*** Data entries ***

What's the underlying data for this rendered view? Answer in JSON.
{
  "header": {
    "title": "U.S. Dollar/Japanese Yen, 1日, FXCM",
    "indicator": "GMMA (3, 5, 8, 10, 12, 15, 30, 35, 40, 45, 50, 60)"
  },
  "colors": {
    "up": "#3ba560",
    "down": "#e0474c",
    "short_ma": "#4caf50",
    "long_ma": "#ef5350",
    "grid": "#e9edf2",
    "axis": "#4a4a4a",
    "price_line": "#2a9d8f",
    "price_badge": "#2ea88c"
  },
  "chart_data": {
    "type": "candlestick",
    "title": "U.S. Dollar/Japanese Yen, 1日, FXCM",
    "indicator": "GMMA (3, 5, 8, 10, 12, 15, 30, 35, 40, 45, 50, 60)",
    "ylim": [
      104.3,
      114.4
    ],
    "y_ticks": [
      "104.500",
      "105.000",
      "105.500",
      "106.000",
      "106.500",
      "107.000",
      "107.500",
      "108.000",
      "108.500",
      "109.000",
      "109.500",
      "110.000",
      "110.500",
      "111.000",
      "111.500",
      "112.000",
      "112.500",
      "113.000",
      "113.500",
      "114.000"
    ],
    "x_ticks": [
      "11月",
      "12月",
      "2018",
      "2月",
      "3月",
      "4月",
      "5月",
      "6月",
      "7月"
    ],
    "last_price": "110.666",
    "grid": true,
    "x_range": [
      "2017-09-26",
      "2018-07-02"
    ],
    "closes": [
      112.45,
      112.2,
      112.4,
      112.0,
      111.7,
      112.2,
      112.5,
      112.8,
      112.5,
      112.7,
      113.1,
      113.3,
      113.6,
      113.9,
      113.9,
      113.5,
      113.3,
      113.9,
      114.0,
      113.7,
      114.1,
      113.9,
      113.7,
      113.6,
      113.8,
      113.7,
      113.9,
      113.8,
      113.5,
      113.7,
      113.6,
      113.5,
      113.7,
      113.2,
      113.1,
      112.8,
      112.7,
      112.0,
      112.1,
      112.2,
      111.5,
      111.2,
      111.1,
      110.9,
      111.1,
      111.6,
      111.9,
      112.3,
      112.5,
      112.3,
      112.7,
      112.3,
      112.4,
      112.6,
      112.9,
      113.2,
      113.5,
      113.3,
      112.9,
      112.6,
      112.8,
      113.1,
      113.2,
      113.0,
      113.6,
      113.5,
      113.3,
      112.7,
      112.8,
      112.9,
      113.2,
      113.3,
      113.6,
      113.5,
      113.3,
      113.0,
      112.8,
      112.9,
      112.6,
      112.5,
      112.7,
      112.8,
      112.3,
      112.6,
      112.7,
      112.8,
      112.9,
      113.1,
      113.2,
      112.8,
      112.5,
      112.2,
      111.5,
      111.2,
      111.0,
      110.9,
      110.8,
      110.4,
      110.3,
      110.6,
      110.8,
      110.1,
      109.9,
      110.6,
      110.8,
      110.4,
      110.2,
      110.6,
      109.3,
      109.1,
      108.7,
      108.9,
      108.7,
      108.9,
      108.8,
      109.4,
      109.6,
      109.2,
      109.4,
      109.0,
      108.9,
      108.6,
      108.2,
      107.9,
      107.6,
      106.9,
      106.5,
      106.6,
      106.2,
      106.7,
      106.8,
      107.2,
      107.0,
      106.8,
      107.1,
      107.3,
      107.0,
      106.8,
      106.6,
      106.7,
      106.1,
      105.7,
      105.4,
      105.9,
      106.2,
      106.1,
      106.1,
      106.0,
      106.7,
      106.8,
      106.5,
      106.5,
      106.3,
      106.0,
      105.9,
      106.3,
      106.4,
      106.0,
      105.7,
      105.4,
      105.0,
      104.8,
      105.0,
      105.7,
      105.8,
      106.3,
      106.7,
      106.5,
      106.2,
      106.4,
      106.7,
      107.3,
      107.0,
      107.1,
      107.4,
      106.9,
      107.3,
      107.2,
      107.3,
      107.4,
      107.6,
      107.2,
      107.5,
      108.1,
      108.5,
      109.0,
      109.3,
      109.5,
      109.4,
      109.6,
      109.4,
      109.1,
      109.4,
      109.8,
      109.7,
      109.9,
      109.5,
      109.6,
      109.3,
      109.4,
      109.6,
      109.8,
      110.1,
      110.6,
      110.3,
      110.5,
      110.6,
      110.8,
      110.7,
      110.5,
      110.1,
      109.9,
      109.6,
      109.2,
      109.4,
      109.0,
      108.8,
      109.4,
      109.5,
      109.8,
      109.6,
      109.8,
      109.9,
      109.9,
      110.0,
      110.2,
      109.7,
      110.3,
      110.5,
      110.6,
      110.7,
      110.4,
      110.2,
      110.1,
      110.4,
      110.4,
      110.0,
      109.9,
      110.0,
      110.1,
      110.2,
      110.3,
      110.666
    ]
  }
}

***

Problem to solve: Restate every record exactly, leaving nothing out.

Answer to this task:
What's the underlying data for this rendered view? Answer in JSON.
{
  "header": {
    "title": "U.S. Dollar/Japanese Yen, 1日, FXCM",
    "indicator": "GMMA (3, 5, 8, 10, 12, 15, 30, 35, 40, 45, 50, 60)"
  },
  "colors": {
    "up": "#3ba560",
    "down": "#e0474c",
    "short_ma": "#4caf50",
    "long_ma": "#ef5350",
    "grid": "#e9edf2",
    "axis": "#4a4a4a",
    "price_line": "#2a9d8f",
    "price_badge": "#2ea88c"
  },
  "chart_data": {
    "type": "candlestick",
    "title": "U.S. Dollar/Japanese Yen, 1日, FXCM",
    "indicator": "GMMA (3, 5, 8, 10, 12, 15, 30, 35, 40, 45, 50, 60)",
    "ylim": [
      104.3,
      114.4
    ],
    "y_ticks": [
      "104.500",
      "105.000",
      "105.500",
      "106.000",
      "106.500",
      "107.000",
      "107.500",
      "108.000",
      "108.500",
      "109.000",
      "109.500",
      "110.000",
      "110.500",
      "111.000",
      "111.500",
      "112.000",
      "112.500",
      "113.000",
      "113.500",
      "114.000"
    ],
    "x_ticks": [
      "11月",
      "12月",
      "2018",
      "2月",
      "3月",
      "4月",
      "5月",
      "6月",
      "7月"
    ],
    "last_price": "110.666",
    "grid": true,
    "x_range": [
      "2017-09-26",
      "2018-07-02"
    ],
    "closes": [
      112.45,
      112.2,
      112.4,
      112.0,
      111.7,
      112.2,
      112.5,
      112.8,
      112.5,
      112.7,
      113.1,
      113.3,
      113.6,
      113.9,
      113.9,
      113.5,
      113.3,
      113.9,
      114.0,
      113.7,
      114.1,
      113.9,
      113.7,
      113.6,
      113.8,
      113.7,
      113.9,
      113.8,
      113.5,
      113.7,
      113.6,
      113.5,
      113.7,
      113.2,
      113.1,
      112.8,
      112.7,
      112.0,
      112.1,
      112.2,
      111.5,
      111.2,
      111.1,
      110.9,
      111.1,
      111.6,
      111.9,
      112.3,
      112.5,
      112.3,
      112.7,
      112.3,
      112.4,
      112.6,
      112.9,
      113.2,
      113.5,
      113.3,
      112.9,
      112.6,
      112.8,
      113.1,
      113.2,
      113.0,
      113.6,
      113.5,
      113.3,
      112.7,
      112.8,
      112.9,
      113.2,
      113.3,
      113.6,
      113.5,
      113.3,
      113.0,
      112.8,
      112.9,
      112.6,
      112.5,
      112.7,
      112.8,
      112.3,
      112.6,
      112.7,
      112.8,
      112.9,
      113.1,
      113.2,
      112.8,
      112.5,
      112.2,
      111.5,
      111.2,
      111.0,
      110.9,
      110.8,
      110.4,
      110.3,
      110.6,
      110.8,
      110.1,
      109.9,
      110.6,
      110.8,
      110.4,
      110.2,
      110.6,
      109.3,
      109.1,
      108.7,
      108.9,
      108.7,
      108.9,
      108.8,
      109.4,
      109.6,
      109.2,
      109.4,
      109.0,
      108.9,
      108.6,
      108.2,
      107.9,
      107.6,
      106.9,
      106.5,
      106.6,
      106.2,
      106.7,
      106.8,
      107.2,
      107.0,
      106.8,
      107.1,
      107.3,
      107.0,
      106.8,
      106.6,
      106.7,
      106.1,
      105.7,
      105.4,
      105.9,
      106.2,
      106.1,
      106.1,
      106.0,
      106.7,
      106.8,
      106.5,
      106.5,
      106.3,
      106.0,
      105.9,
      106.3,
      106.4,
      106.0,
      105.7,
      105.4,
      105.0,
      104.8,
      105.0,
      105.7,
      105.8,
      106.3,
      106.7,
      106.5,
      106.2,
      106.4,
      106.7,
      107.3,
      107.0,
      107.1,
      107.4,
      106.9,
      107.3,
      107.2,
      107.3,
      107.4,
      107.6,
      107.2,
      107.5,
      108.1,
      108.5,
      109.0,
      109.3,
      109.5,
      109.4,
      109.6,
      109.4,
      109.1,
      109.4,
      109.8,
      109.7,
      109.9,
      109.5,
      109.6,
      109.3,
      109.4,
      109.6,
      109.8,
      110.1,
      110.6,
      110.3,
      110.5,
      110.6,
      110.8,
      110.7,
      110.5,
      110.1,
      109.9,
      109.6,
      109.2,
      109.4,
      109.0,
      108.8,
      109.4,
      109.5,
      109.8,
      109.6,
      109.8,
      109.9,
      109.9,
      110.0,
      110.2,
      109.7,
      110.3,
      110.5,
      110.6,
      110.7,
      110.4,
      110.2,
      110.1,
      110.4,
      110.4,
      110.0,
      109.9,
      110.0,
      110.1,
      110.2,
      110.3,
      110.666
    ]
  }
}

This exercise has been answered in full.